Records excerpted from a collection
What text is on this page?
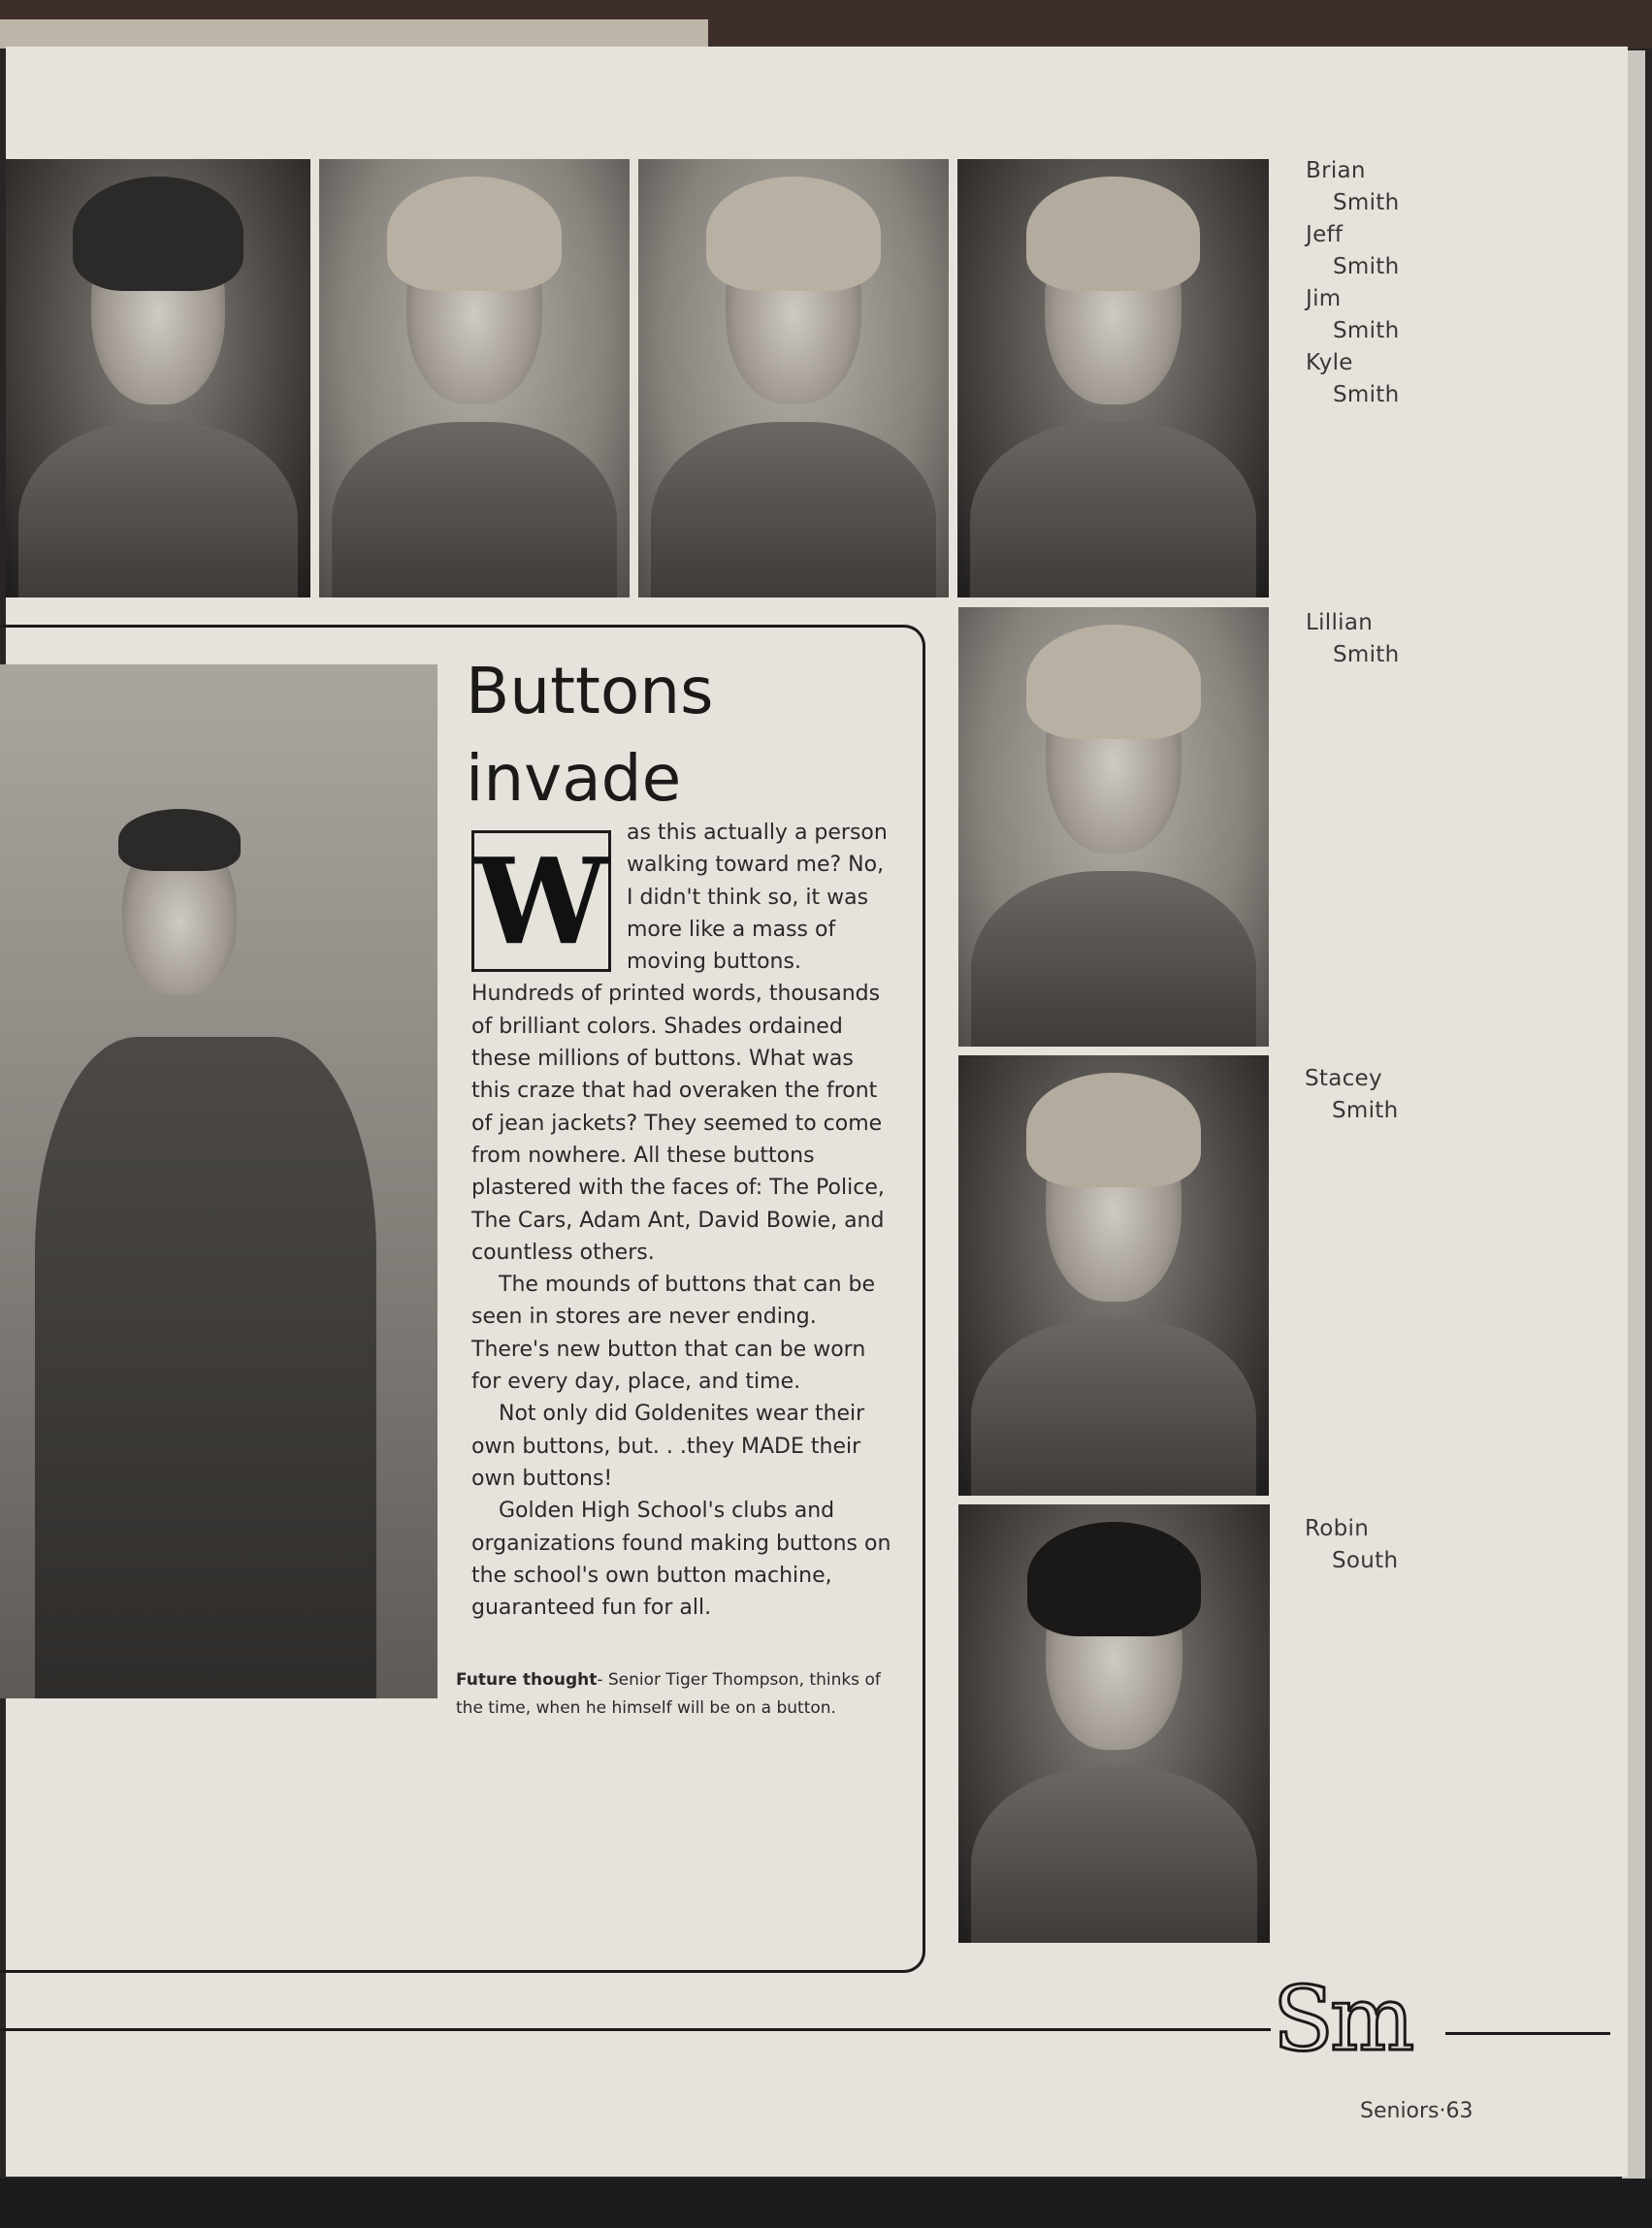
Brian
Smith
Jeff
Smith
Jim
Smith
Kyle
Smith
Lillian
Smith
Stacey
Smith
Robin
South
Buttons
invade
W as this actually a person walking toward me? No, I didn't think so, it was more like a mass of moving buttons. Hundreds of printed words, thousands of brilliant colors. Shades ordained these millions of buttons. What was this craze that had overaken the front of jean jackets? They seemed to come from nowhere. All these buttons plastered with the faces of: The Police, The Cars, Adam Ant, David Bowie, and countless others.

The mounds of buttons that can be seen in stores are never ending. There's new button that can be worn for every day, place, and time.

Not only did Goldenites wear their own buttons, but. . .they MADE their own buttons!

Golden High School's clubs and organizations found making buttons on the school's own button machine, guaranteed fun for all.

Future thought- Senior Tiger Thompson, thinks of the time, when he himself will be on a button.

Sm
Seniors·63
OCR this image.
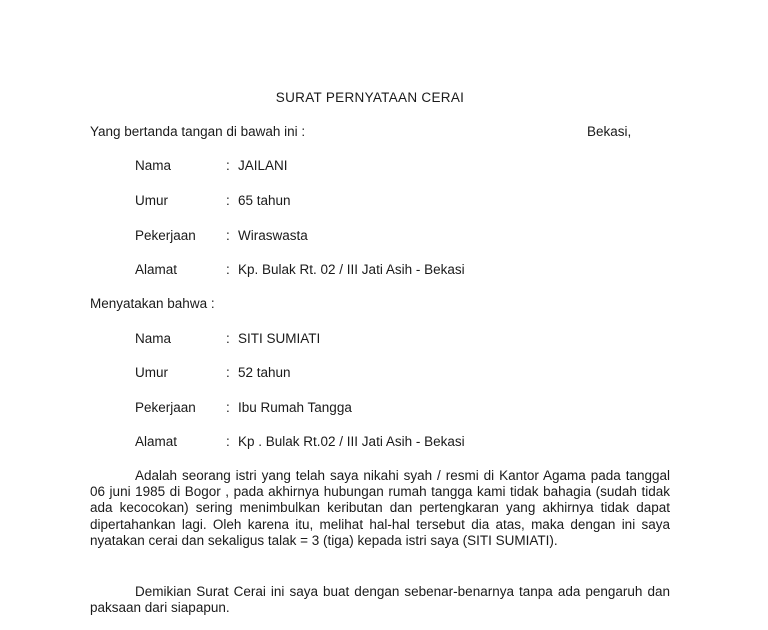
SURAT PERNYATAAN CERAI
Yang bertanda tangan di bawah ini :	Bekasi,
Nama	: JAILANI
Umur	: 65 tahun
Pekerjaan : Wiraswasta
Alamat	: Kp. Bulak Rt. 02 / III Jati Asih - Bekasi
Menyatakan bahwa :
Nama	: SITI SUMIATI
Umur	: 52 tahun
Pekerjaan : Ibu Rumah Tangga
Alamat	: Kp . Bulak Rt.02 / III Jati Asih - Bekasi
Adalah seorang istri yang telah saya nikahi syah / resmi di Kantor Agama pada tanggal 06 juni 1985 di Bogor , pada akhirnya hubungan rumah tangga kami tidak bahagia (sudah tidak ada kecocokan) sering menimbulkan keributan dan pertengkaran yang akhirnya tidak dapat dipertahankan lagi. Oleh karena itu, melihat hal-hal tersebut dia atas, maka dengan ini saya nyatakan cerai dan sekaligus talak = 3 (tiga) kepada istri saya (SITI SUMIATI).
Demikian Surat Cerai ini saya buat dengan sebenar-benarnya tanpa ada pengaruh dan paksaan dari siapapun.
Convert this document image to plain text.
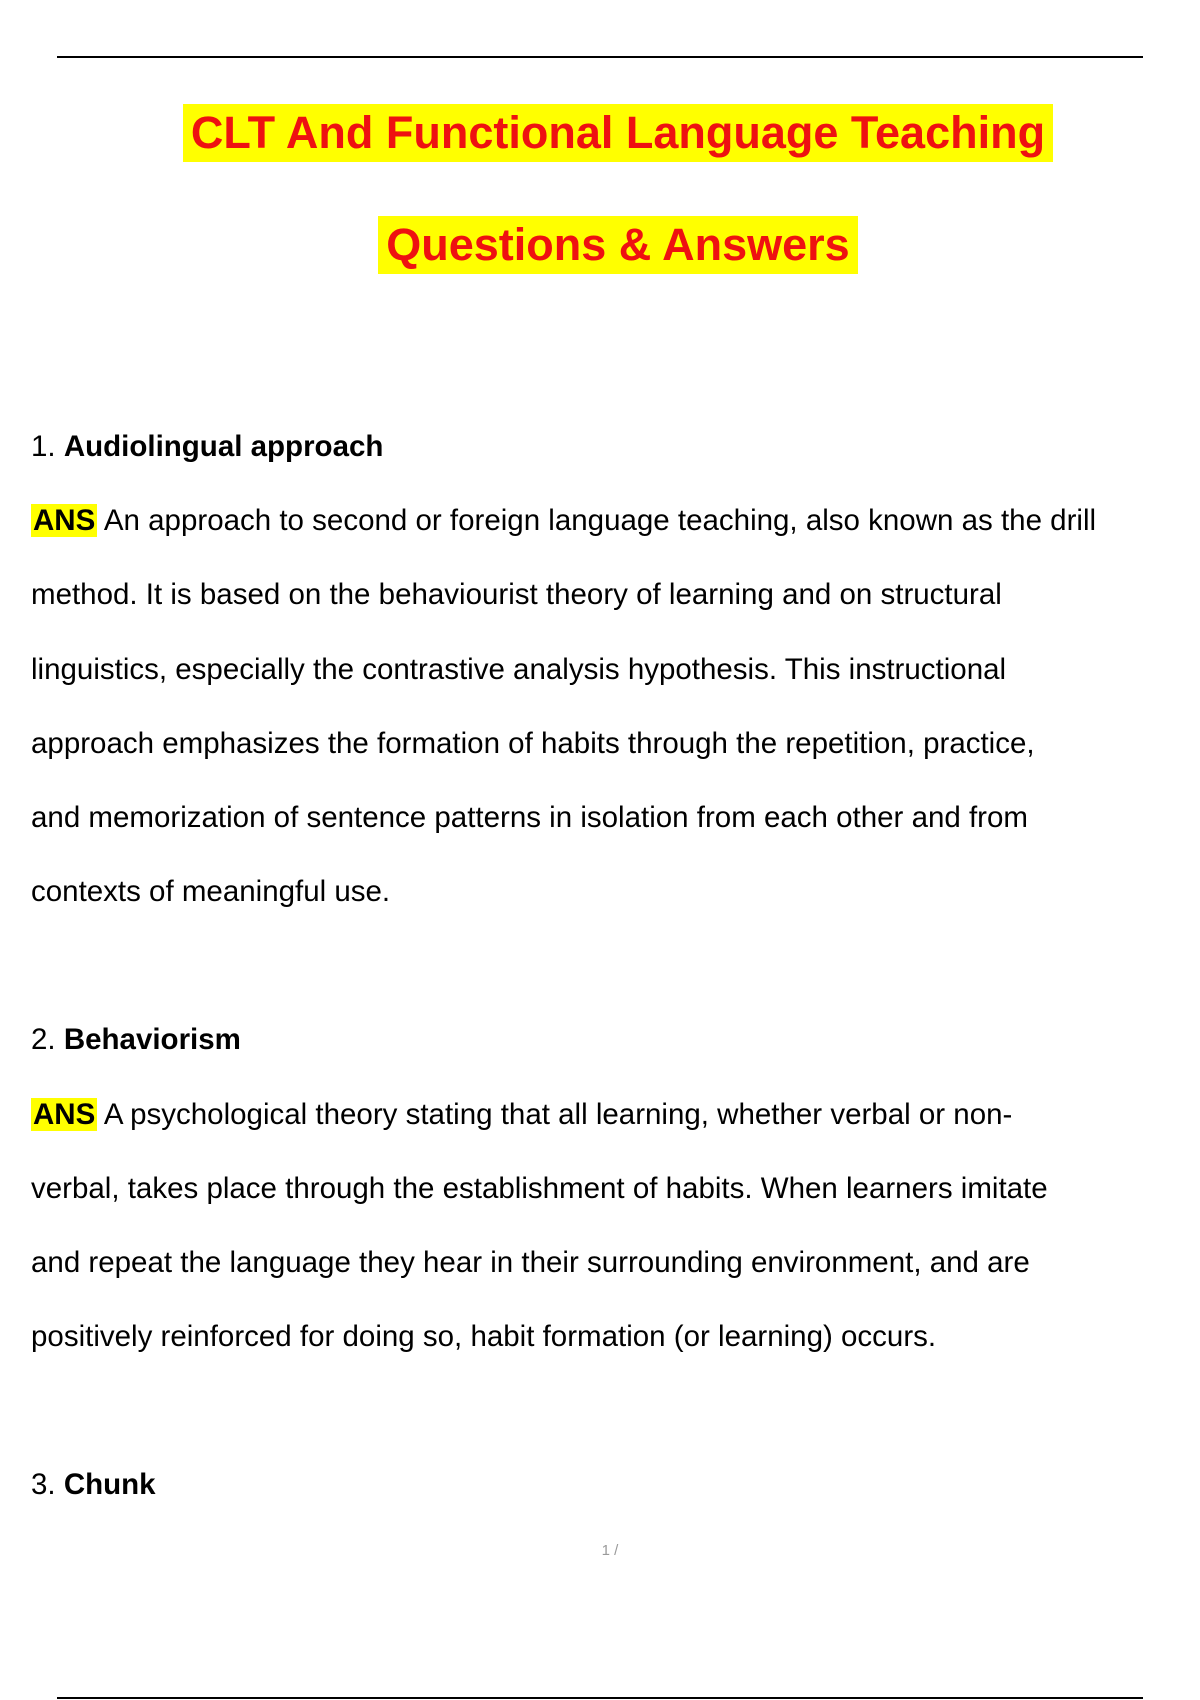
CLT And Functional Language Teaching
Questions & Answers

1. Audiolingual approach

ANS An approach to second or foreign language teaching, also known as the drill
method. It is based on the behaviourist theory of learning and on structural
linguistics, especially the contrastive analysis hypothesis. This instructional
approach emphasizes the formation of habits through the repetition, practice,
and memorization of sentence patterns in isolation from each other and from
contexts of meaningful use.

2. Behaviorism

ANS A psychological theory stating that all learning, whether verbal or non-
verbal, takes place through the establishment of habits. When learners imitate
and repeat the language they hear in their surrounding environment, and are
positively reinforced for doing so, habit formation (or learning) occurs.

3. Chunk

1 /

- Instructions to follow: Print each entry shown above with exact wording and no pictures.

- Completed task:
What text is on this page?
Brian
Smith
Jeff
Smith
Jim
Smith
Kyle
Smith
Lillian
Smith
Stacey
Smith
Robin
South
Buttons
invade
W as this actually a person walking toward me? No, I didn't think so, it was more like a mass of moving buttons. Hundreds of printed words, thousands of brilliant colors. Shades ordained these millions of buttons. What was this craze that had overaken the front of jean jackets? They seemed to come from nowhere. All these buttons plastered with the faces of: The Police, The Cars, Adam Ant, David Bowie, and countless others.

The mounds of buttons that can be seen in stores are never ending. There's new button that can be worn for every day, place, and time.

Not only did Goldenites wear their own buttons, but. . .they MADE their own buttons!

Golden High School's clubs and organizations found making buttons on the school's own button machine, guaranteed fun for all.

Future thought- Senior Tiger Thompson, thinks of the time, when he himself will be on a button.

Sm
Seniors·63
OCR this image.
SURAT PERNYATAAN CERAI
Yang bertanda tangan di bawah ini :	Bekasi,
Nama	: JAILANI
Umur	: 65 tahun
Pekerjaan : Wiraswasta
Alamat	: Kp. Bulak Rt. 02 / III Jati Asih - Bekasi
Menyatakan bahwa :
Nama	: SITI SUMIATI
Umur	: 52 tahun
Pekerjaan : Ibu Rumah Tangga
Alamat	: Kp . Bulak Rt.02 / III Jati Asih - Bekasi
Adalah seorang istri yang telah saya nikahi syah / resmi di Kantor Agama pada tanggal 06 juni 1985 di Bogor , pada akhirnya hubungan rumah tangga kami tidak bahagia (sudah tidak ada kecocokan) sering menimbulkan keributan dan pertengkaran yang akhirnya tidak dapat dipertahankan lagi. Oleh karena itu, melihat hal-hal tersebut dia atas, maka dengan ini saya nyatakan cerai dan sekaligus talak = 3 (tiga) kepada istri saya (SITI SUMIATI).
Demikian Surat Cerai ini saya buat dengan sebenar-benarnya tanpa ada pengaruh dan paksaan dari siapapun.
Convert this document image to plain text.
CLT And Functional Language Teaching
Questions & Answers

1. Audiolingual approach

ANS An approach to second or foreign language teaching, also known as the drill
method. It is based on the behaviourist theory of learning and on structural
linguistics, especially the contrastive analysis hypothesis. This instructional
approach emphasizes the formation of habits through the repetition, practice,
and memorization of sentence patterns in isolation from each other and from
contexts of meaningful use.

2. Behaviorism

ANS A psychological theory stating that all learning, whether verbal or non-
verbal, takes place through the establishment of habits. When learners imitate
and repeat the language they hear in their surrounding environment, and are
positively reinforced for doing so, habit formation (or learning) occurs.

3. Chunk

1 /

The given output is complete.